### EXTRACT
....

Solution for dbo.Loan without PRIMARY KEY

UPDATE: As the requirement actually calls for a solution that does not rely on a unique identifier for each loan, I made the following changes:

1) I added a borrower that has two loans with the same start and due dates

SQL Fiddle

MS SQL Server 2008 Schema Setup:

CREATE TABLE dbo.Loans
    ([BorrowerID] int, [StartDate] datetime, [DueDate] datetime)
GO

INSERT INTO dbo.Loans
    ([BorrowerID], [StartDate], [DueDate])
VALUES
    ( 1, '2012-09-02 00:00:00', '2012-10-01 00:00:00'),
    ( 2, '2012-10-05 00:00:00', '2012-10-21 00:00:00'),
    ( 3, '2012-11-07 00:00:00', '2012-11-09 00:00:00'),
    ( 4, '2012-12-01 00:00:00', '2013-01-01 00:00:00'),
    ( 4, '2012-12-01 00:00:00', '2013-01-14 00:00:00'),
    ( 1, '2012-12-20 00:00:00', '2013-01-06 00:00:00'),
    ( 3, '2013-01-07 00:00:00', '2013-01-22 00:00:00'),
    ( 3, '2013-01-15 00:00:00', '2013-01-18 00:00:00'),
    ( 1, '2013-02-20 00:00:00', '2013-02-24 00:00:00'),
    ( 5, '2013-02-20 00:00:00', '2013-02-24 00:00:00'),
    ( 5, '2013-02-20 00:00:00', '2013-02-24 00:00:00')
GO

2) Those "equal date" loans require an additional step:

Query 1:

SELECT BorrowerID, StartDate, DueDate, COUNT(1) LoanCount
  FROM dbo.Loans
 GROUP BY BorrowerID, StartDate, DueDate;

Results:

| BORROWERID |                        STARTDATE |                         DUEDATE | LOANCOUNT |
|------------|----------------------------------|---------------------------------|-----------|
|          1 | September, 02 2012 00:00:00+0000 |  October, 01 2012 00:00:00+0000 |         1 |
|          1 |  December, 20 2012 00:00:00+0000 |  January, 06 2013 00:00:00+0000 |         1 |
|          1 |  February, 20 2013 00:00:00+0000 | February, 24 2013 00:00:00+0000 |         1 |
|          2 |   October, 05 2012 00:00:00+0000 |  October, 21 2012 00:00:00+0000 |         1 |
|          3 |  November, 07 2012 00:00:00+0000 | November, 09 2012 00:00:00+0000 |         1 |
|          3 |   January, 07 2013 00:00:00+0000 |  January, 22 2013 00:00:00+0000 |         1 |
|          3 |   January, 15 2013 00:00:00+0000 |  January, 18 2013 00:00:00+0000 |         1 |
|          4 |  December, 01 2012 00:00:00+0000 |  January, 01 2013 00:00:00+0000 |         1 |
|          4 |  December, 01 2012 00:00:00+0000 |  January, 14 2013 00:00:00+0000 |         1 |
|          5 |  February, 20 2013 00:00:00+0000 | February, 24 2013 00:00:00+0000 |         2 |

3) Now, with each loan range unique, we can use the old technique again. However, we also need to account for those "equal date" loans. (L1.StartDate <> L2.StartDate OR L1.DueDate <> L2.DueDate) prevents a loan getting matched with itself. OR LoanCount > 1 accounts for "equal date" loans.

....

### Records from a collection

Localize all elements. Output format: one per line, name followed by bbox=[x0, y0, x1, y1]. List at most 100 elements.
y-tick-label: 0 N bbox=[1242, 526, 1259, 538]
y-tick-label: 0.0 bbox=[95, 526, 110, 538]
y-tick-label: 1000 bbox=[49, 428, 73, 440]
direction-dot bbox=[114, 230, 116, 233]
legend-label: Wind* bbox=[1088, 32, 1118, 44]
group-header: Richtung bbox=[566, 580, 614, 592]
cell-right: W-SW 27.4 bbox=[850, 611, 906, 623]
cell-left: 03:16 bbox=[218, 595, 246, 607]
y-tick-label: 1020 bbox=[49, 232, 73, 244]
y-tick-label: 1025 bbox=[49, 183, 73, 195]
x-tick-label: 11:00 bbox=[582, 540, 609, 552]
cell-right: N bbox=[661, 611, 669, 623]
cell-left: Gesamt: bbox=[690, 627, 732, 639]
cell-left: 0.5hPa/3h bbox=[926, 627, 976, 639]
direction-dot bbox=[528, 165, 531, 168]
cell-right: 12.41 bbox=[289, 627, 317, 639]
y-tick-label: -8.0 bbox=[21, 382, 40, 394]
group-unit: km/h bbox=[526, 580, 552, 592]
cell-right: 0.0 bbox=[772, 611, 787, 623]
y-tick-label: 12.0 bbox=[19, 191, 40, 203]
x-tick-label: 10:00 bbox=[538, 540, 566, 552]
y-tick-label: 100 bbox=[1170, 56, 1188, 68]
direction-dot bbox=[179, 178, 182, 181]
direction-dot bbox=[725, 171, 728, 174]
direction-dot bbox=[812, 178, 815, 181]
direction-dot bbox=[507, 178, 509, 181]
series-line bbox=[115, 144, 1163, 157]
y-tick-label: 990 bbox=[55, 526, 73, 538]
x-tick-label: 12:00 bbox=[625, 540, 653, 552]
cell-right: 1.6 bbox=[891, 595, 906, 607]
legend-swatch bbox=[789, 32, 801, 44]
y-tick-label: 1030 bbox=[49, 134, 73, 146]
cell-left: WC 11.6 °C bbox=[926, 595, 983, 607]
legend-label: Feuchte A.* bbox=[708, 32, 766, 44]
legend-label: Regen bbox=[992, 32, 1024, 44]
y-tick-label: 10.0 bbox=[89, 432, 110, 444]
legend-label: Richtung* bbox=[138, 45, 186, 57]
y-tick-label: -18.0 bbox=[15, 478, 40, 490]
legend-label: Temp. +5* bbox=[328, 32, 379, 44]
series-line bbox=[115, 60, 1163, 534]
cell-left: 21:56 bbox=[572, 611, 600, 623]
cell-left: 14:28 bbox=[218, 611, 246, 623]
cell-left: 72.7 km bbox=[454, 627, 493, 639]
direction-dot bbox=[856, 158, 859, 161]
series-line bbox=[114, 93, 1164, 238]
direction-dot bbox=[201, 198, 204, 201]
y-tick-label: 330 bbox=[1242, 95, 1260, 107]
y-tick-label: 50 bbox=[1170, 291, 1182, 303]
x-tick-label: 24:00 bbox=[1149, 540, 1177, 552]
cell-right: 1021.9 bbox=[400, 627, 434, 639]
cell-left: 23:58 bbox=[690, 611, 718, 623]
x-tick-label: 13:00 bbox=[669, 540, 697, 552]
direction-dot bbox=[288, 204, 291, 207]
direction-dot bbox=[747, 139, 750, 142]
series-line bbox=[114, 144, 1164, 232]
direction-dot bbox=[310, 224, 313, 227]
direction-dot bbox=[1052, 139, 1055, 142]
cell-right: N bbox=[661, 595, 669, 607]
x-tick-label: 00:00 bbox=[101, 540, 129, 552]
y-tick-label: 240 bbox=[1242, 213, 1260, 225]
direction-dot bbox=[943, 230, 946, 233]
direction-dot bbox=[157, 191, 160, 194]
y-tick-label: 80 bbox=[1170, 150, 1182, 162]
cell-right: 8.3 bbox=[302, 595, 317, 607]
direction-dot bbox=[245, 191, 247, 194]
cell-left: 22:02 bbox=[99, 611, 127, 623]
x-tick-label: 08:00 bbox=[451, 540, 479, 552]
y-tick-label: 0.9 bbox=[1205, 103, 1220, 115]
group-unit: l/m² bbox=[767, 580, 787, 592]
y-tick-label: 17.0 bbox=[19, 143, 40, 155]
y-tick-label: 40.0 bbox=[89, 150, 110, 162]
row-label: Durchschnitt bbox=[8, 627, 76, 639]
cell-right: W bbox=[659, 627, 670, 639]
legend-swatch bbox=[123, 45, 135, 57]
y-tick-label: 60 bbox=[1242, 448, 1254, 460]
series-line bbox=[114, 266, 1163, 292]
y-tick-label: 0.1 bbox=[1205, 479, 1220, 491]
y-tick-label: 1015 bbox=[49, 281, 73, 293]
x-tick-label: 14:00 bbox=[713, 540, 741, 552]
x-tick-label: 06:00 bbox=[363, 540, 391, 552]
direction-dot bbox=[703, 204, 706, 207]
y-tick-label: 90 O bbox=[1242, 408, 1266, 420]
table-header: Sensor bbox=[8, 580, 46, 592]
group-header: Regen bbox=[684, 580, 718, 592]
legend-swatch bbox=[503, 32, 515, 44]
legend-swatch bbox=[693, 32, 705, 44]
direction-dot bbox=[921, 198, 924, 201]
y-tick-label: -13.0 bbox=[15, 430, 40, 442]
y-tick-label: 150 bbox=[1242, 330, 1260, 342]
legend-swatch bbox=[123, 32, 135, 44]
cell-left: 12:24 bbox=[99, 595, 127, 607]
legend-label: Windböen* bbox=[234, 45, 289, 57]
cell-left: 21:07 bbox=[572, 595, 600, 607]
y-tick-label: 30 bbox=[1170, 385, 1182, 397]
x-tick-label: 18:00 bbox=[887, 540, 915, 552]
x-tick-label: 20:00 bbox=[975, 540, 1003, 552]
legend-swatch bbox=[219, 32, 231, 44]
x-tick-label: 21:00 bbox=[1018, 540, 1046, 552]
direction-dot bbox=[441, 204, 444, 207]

....

### EXPLORE THE MATERIAL
1. In the SQL solution, how would you render the sentence "Now, with each loan range unique, we can use the old technique again." in Spanish?
2. Can you reproduce the part of the SQL solution that begins at the words "CREATE TABLE dbo.Loans" and stops after "([BorrowerID], [StartDate], [DueDate])"?

### RESPONSES BY ITEM NUMBER
1. Ahora, con cada rango de préstamo único, podemos volver a usar la técnica anterior.

2.
CREATE TABLE dbo.Loans
    ([BorrowerID] int, [StartDate] datetime, [DueDate] datetime)
GO

INSERT INTO dbo.Loans
    ([BorrowerID], [StartDate], [DueDate])